Given instruction –
Repeat every record below exactly as written.

*** Data for the task ***

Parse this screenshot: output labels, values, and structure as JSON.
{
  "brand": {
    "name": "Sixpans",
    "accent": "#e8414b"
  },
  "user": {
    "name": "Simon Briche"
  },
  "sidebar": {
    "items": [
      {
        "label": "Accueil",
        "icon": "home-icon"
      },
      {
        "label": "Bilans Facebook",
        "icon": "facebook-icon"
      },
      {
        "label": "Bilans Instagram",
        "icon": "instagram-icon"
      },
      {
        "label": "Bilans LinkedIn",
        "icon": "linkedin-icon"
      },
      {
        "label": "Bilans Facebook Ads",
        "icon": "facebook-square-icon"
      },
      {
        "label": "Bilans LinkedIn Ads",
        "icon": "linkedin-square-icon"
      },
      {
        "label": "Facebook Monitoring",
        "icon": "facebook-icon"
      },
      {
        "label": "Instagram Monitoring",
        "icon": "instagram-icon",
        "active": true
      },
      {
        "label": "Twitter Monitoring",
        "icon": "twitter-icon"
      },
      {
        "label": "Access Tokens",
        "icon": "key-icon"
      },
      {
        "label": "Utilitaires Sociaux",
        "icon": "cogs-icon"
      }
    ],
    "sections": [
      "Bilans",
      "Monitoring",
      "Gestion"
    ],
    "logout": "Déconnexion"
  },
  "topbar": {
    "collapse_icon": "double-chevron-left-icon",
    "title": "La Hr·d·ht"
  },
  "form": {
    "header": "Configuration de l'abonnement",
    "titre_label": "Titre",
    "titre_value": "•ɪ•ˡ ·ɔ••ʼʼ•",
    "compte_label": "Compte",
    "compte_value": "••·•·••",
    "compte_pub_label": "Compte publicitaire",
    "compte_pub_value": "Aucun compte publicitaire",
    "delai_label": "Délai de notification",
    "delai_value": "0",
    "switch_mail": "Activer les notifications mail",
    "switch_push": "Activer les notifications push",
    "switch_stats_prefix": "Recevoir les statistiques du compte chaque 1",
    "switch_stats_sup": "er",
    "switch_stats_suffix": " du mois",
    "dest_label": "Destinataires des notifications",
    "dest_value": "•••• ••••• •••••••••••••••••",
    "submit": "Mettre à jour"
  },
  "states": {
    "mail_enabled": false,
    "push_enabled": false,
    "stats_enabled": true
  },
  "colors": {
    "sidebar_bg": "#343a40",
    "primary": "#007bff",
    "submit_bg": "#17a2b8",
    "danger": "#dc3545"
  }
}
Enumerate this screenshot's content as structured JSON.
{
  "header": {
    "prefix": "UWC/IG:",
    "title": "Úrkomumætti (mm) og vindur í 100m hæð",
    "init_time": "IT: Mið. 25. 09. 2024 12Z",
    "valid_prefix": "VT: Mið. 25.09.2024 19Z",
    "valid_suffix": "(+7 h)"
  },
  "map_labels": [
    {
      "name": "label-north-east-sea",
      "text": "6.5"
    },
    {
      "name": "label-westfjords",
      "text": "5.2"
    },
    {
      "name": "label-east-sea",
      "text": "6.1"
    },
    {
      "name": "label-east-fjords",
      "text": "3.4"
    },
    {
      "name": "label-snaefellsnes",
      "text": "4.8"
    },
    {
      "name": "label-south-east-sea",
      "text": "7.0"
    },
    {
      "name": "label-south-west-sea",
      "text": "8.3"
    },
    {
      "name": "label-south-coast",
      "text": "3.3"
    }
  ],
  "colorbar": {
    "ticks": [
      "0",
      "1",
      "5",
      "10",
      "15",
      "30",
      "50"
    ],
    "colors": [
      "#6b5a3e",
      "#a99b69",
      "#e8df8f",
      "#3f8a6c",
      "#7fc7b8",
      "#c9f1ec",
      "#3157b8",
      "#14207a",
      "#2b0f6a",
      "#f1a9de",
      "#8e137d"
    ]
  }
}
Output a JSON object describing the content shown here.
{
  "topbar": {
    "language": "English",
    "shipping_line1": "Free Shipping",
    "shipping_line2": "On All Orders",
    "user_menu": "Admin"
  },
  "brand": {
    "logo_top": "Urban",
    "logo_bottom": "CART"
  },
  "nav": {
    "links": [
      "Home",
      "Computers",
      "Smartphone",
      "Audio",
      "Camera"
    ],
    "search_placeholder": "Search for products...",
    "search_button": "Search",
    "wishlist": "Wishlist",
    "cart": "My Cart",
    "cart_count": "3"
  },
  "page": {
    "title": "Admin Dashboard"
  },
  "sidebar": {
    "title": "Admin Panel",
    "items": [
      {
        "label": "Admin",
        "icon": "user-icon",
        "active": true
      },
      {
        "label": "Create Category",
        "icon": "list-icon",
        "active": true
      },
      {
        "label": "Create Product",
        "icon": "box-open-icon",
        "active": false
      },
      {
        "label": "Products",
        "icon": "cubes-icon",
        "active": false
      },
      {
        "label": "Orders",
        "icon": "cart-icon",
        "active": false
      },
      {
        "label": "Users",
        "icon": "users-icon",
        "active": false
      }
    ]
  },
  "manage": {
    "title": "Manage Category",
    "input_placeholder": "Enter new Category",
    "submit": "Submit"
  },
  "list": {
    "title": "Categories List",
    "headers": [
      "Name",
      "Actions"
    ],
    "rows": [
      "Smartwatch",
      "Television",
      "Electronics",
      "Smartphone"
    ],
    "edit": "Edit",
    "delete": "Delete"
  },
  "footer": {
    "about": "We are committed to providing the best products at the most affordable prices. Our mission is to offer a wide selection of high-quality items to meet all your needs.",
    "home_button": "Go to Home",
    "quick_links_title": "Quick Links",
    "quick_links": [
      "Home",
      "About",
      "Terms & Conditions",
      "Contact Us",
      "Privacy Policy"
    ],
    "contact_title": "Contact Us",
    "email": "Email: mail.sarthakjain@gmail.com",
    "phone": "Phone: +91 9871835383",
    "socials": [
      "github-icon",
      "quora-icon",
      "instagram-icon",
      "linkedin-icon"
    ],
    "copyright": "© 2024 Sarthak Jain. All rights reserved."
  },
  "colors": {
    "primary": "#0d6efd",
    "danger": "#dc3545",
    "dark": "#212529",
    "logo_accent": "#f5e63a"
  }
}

***

Response to the exercise –
Parse this screenshot: output labels, values, and structure as JSON.
{
  "brand": {
    "name": "Sixpans",
    "accent": "#e8414b"
  },
  "user": {
    "name": "Simon Briche"
  },
  "sidebar": {
    "items": [
      {
        "label": "Accueil",
        "icon": "home-icon"
      },
      {
        "label": "Bilans Facebook",
        "icon": "facebook-icon"
      },
      {
        "label": "Bilans Instagram",
        "icon": "instagram-icon"
      },
      {
        "label": "Bilans LinkedIn",
        "icon": "linkedin-icon"
      },
      {
        "label": "Bilans Facebook Ads",
        "icon": "facebook-square-icon"
      },
      {
        "label": "Bilans LinkedIn Ads",
        "icon": "linkedin-square-icon"
      },
      {
        "label": "Facebook Monitoring",
        "icon": "facebook-icon"
      },
      {
        "label": "Instagram Monitoring",
        "icon": "instagram-icon",
        "active": true
      },
      {
        "label": "Twitter Monitoring",
        "icon": "twitter-icon"
      },
      {
        "label": "Access Tokens",
        "icon": "key-icon"
      },
      {
        "label": "Utilitaires Sociaux",
        "icon": "cogs-icon"
      }
    ],
    "sections": [
      "Bilans",
      "Monitoring",
      "Gestion"
    ],
    "logout": "Déconnexion"
  },
  "topbar": {
    "collapse_icon": "double-chevron-left-icon",
    "title": "La Hr·d·ht"
  },
  "form": {
    "header": "Configuration de l'abonnement",
    "titre_label": "Titre",
    "titre_value": "•ɪ•ˡ ·ɔ••ʼʼ•",
    "compte_label": "Compte",
    "compte_value": "••·•·••",
    "compte_pub_label": "Compte publicitaire",
    "compte_pub_value": "Aucun compte publicitaire",
    "delai_label": "Délai de notification",
    "delai_value": "0",
    "switch_mail": "Activer les notifications mail",
    "switch_push": "Activer les notifications push",
    "switch_stats_prefix": "Recevoir les statistiques du compte chaque 1",
    "switch_stats_sup": "er",
    "switch_stats_suffix": " du mois",
    "dest_label": "Destinataires des notifications",
    "dest_value": "•••• ••••• •••••••••••••••••",
    "submit": "Mettre à jour"
  },
  "states": {
    "mail_enabled": false,
    "push_enabled": false,
    "stats_enabled": true
  },
  "colors": {
    "sidebar_bg": "#343a40",
    "primary": "#007bff",
    "submit_bg": "#17a2b8",
    "danger": "#dc3545"
  }
}
Enumerate this screenshot's content as structured JSON.
{
  "header": {
    "prefix": "UWC/IG:",
    "title": "Úrkomumætti (mm) og vindur í 100m hæð",
    "init_time": "IT: Mið. 25. 09. 2024 12Z",
    "valid_prefix": "VT: Mið. 25.09.2024 19Z",
    "valid_suffix": "(+7 h)"
  },
  "map_labels": [
    {
      "name": "label-north-east-sea",
      "text": "6.5"
    },
    {
      "name": "label-westfjords",
      "text": "5.2"
    },
    {
      "name": "label-east-sea",
      "text": "6.1"
    },
    {
      "name": "label-east-fjords",
      "text": "3.4"
    },
    {
      "name": "label-snaefellsnes",
      "text": "4.8"
    },
    {
      "name": "label-south-east-sea",
      "text": "7.0"
    },
    {
      "name": "label-south-west-sea",
      "text": "8.3"
    },
    {
      "name": "label-south-coast",
      "text": "3.3"
    }
  ],
  "colorbar": {
    "ticks": [
      "0",
      "1",
      "5",
      "10",
      "15",
      "30",
      "50"
    ],
    "colors": [
      "#6b5a3e",
      "#a99b69",
      "#e8df8f",
      "#3f8a6c",
      "#7fc7b8",
      "#c9f1ec",
      "#3157b8",
      "#14207a",
      "#2b0f6a",
      "#f1a9de",
      "#8e137d"
    ]
  }
}
Output a JSON object describing the content shown here.
{
  "topbar": {
    "language": "English",
    "shipping_line1": "Free Shipping",
    "shipping_line2": "On All Orders",
    "user_menu": "Admin"
  },
  "brand": {
    "logo_top": "Urban",
    "logo_bottom": "CART"
  },
  "nav": {
    "links": [
      "Home",
      "Computers",
      "Smartphone",
      "Audio",
      "Camera"
    ],
    "search_placeholder": "Search for products...",
    "search_button": "Search",
    "wishlist": "Wishlist",
    "cart": "My Cart",
    "cart_count": "3"
  },
  "page": {
    "title": "Admin Dashboard"
  },
  "sidebar": {
    "title": "Admin Panel",
    "items": [
      {
        "label": "Admin",
        "icon": "user-icon",
        "active": true
      },
      {
        "label": "Create Category",
        "icon": "list-icon",
        "active": true
      },
      {
        "label": "Create Product",
        "icon": "box-open-icon",
        "active": false
      },
      {
        "label": "Products",
        "icon": "cubes-icon",
        "active": false
      },
      {
        "label": "Orders",
        "icon": "cart-icon",
        "active": false
      },
      {
        "label": "Users",
        "icon": "users-icon",
        "active": false
      }
    ]
  },
  "manage": {
    "title": "Manage Category",
    "input_placeholder": "Enter new Category",
    "submit": "Submit"
  },
  "list": {
    "title": "Categories List",
    "headers": [
      "Name",
      "Actions"
    ],
    "rows": [
      "Smartwatch",
      "Television",
      "Electronics",
      "Smartphone"
    ],
    "edit": "Edit",
    "delete": "Delete"
  },
  "footer": {
    "about": "We are committed to providing the best products at the most affordable prices. Our mission is to offer a wide selection of high-quality items to meet all your needs.",
    "home_button": "Go to Home",
    "quick_links_title": "Quick Links",
    "quick_links": [
      "Home",
      "About",
      "Terms & Conditions",
      "Contact Us",
      "Privacy Policy"
    ],
    "contact_title": "Contact Us",
    "email": "Email: mail.sarthakjain@gmail.com",
    "phone": "Phone: +91 9871835383",
    "socials": [
      "github-icon",
      "quora-icon",
      "instagram-icon",
      "linkedin-icon"
    ],
    "copyright": "© 2024 Sarthak Jain. All rights reserved."
  },
  "colors": {
    "primary": "#0d6efd",
    "danger": "#dc3545",
    "dark": "#212529",
    "logo_accent": "#f5e63a"
  }
}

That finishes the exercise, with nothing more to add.